## WHAT IS EXPECTED
Each line that holds the word "Platform" counts once; give the total number of such lines and nothing else.

[Data entries]
— Start —

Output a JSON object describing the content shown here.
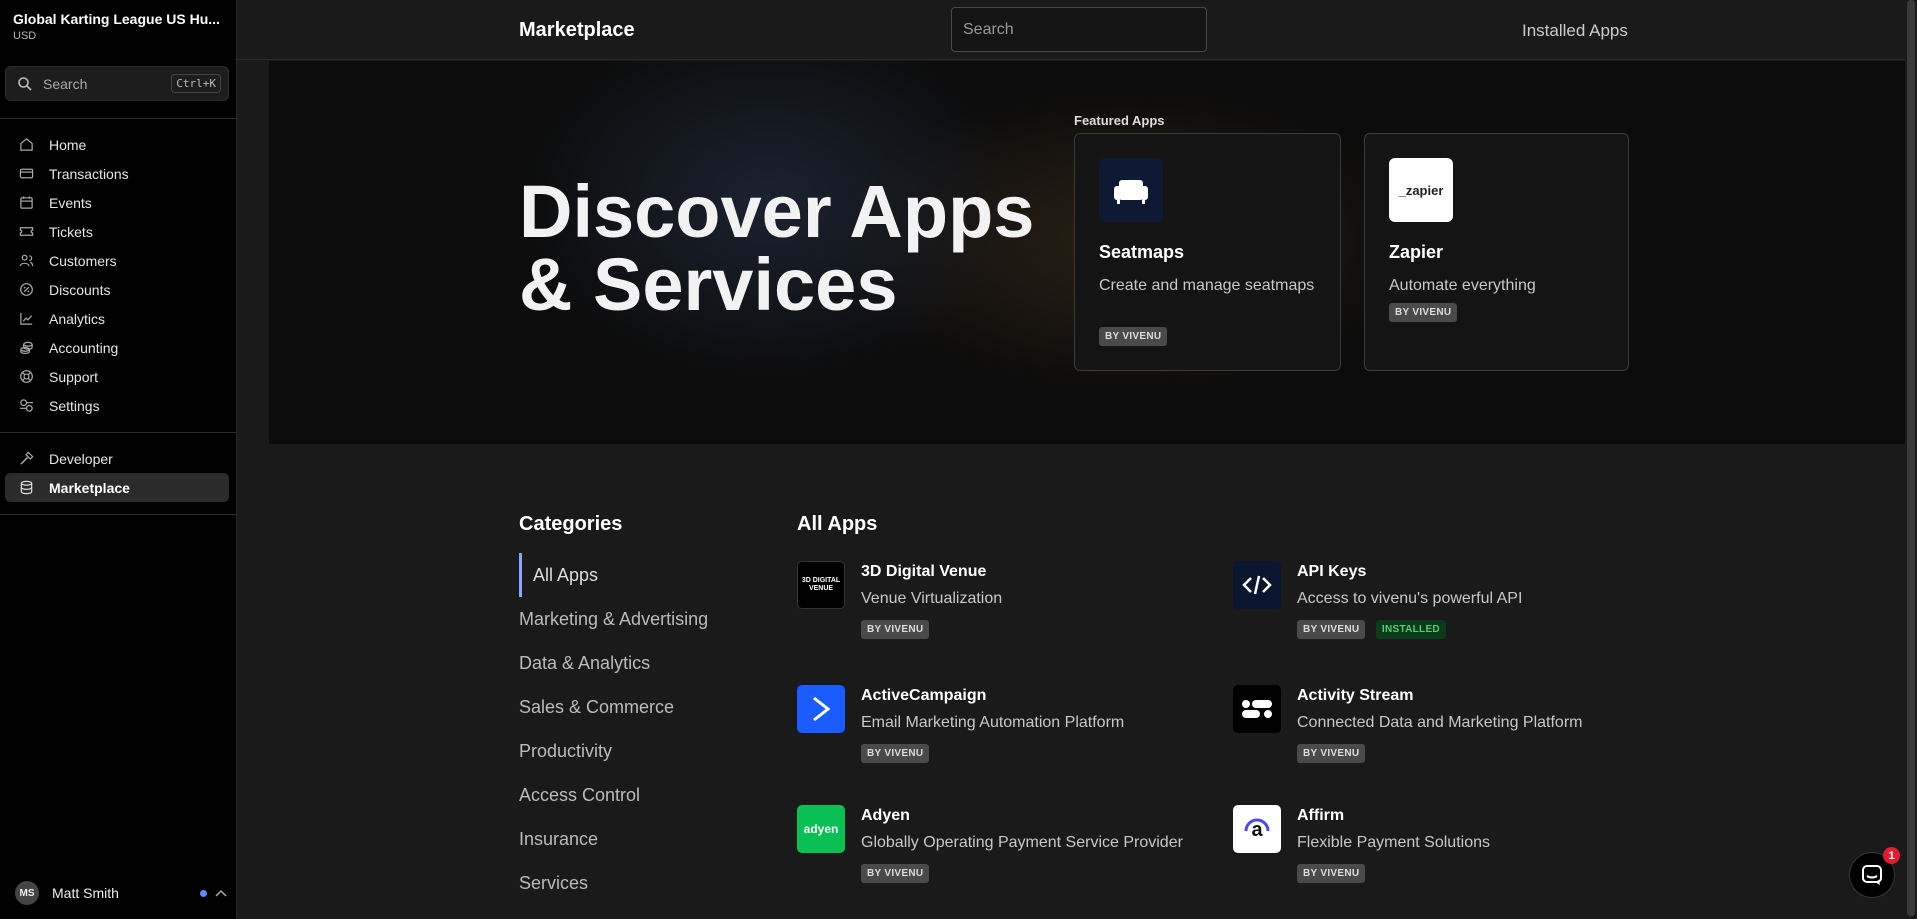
{
  "sidebar": {
    "org_name": "Global Karting League US Hu...",
    "currency": "USD",
    "search": {
      "placeholder": "Search",
      "shortcut": "Ctrl+K"
    },
    "items": [
      {
        "label": "Home",
        "icon": "home-icon"
      },
      {
        "label": "Transactions",
        "icon": "card-icon"
      },
      {
        "label": "Events",
        "icon": "calendar-icon"
      },
      {
        "label": "Tickets",
        "icon": "ticket-icon"
      },
      {
        "label": "Customers",
        "icon": "users-icon"
      },
      {
        "label": "Discounts",
        "icon": "discount-icon"
      },
      {
        "label": "Analytics",
        "icon": "chart-icon"
      },
      {
        "label": "Accounting",
        "icon": "coins-icon"
      },
      {
        "label": "Support",
        "icon": "lifebuoy-icon"
      },
      {
        "label": "Settings",
        "icon": "settings-icon"
      }
    ],
    "secondary": [
      {
        "label": "Developer",
        "icon": "hammer-icon"
      },
      {
        "label": "Marketplace",
        "icon": "database-icon",
        "active": true
      }
    ],
    "user": {
      "initials": "MS",
      "name": "Matt Smith"
    }
  },
  "topbar": {
    "title": "Marketplace",
    "search_placeholder": "Search",
    "installed_link": "Installed Apps"
  },
  "hero": {
    "title_line1": "Discover Apps",
    "title_line2": "& Services",
    "featured_label": "Featured Apps",
    "featured": [
      {
        "name": "Seatmaps",
        "description": "Create and manage seatmaps",
        "badge": "BY VIVENU",
        "icon": "sofa-icon"
      },
      {
        "name": "Zapier",
        "description": "Automate everything",
        "badge": "BY VIVENU",
        "logo_text": "_zapier"
      }
    ]
  },
  "categories": {
    "title": "Categories",
    "items": [
      "All Apps",
      "Marketing & Advertising",
      "Data & Analytics",
      "Sales & Commerce",
      "Productivity",
      "Access Control",
      "Insurance",
      "Services"
    ]
  },
  "apps": {
    "title": "All Apps",
    "list": [
      {
        "name": "3D Digital Venue",
        "description": "Venue Virtualization",
        "badge": "BY VIVENU",
        "logo_text": "3D DIGITAL VENUE"
      },
      {
        "name": "API Keys",
        "description": "Access to vivenu's powerful API",
        "badge": "BY VIVENU",
        "status": "INSTALLED",
        "icon": "code-icon"
      },
      {
        "name": "ActiveCampaign",
        "description": "Email Marketing Automation Platform",
        "badge": "BY VIVENU",
        "icon": "chevron-right-icon"
      },
      {
        "name": "Activity Stream",
        "description": "Connected Data and Marketing Platform",
        "badge": "BY VIVENU",
        "icon": "activity-stream-icon"
      },
      {
        "name": "Adyen",
        "description": "Globally Operating Payment Service Provider",
        "badge": "BY VIVENU",
        "logo_text": "adyen"
      },
      {
        "name": "Affirm",
        "description": "Flexible Payment Solutions",
        "badge": "BY VIVENU",
        "logo_text": "a"
      }
    ]
  },
  "chat": {
    "unread": "1"
  },
  "colors": {
    "accent": "#8aa4ff",
    "installed": "#4fd06f",
    "activecampaign": "#1a5cff",
    "adyen": "#0abf53"
  }
}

— End —

## TASK SOLUTION
2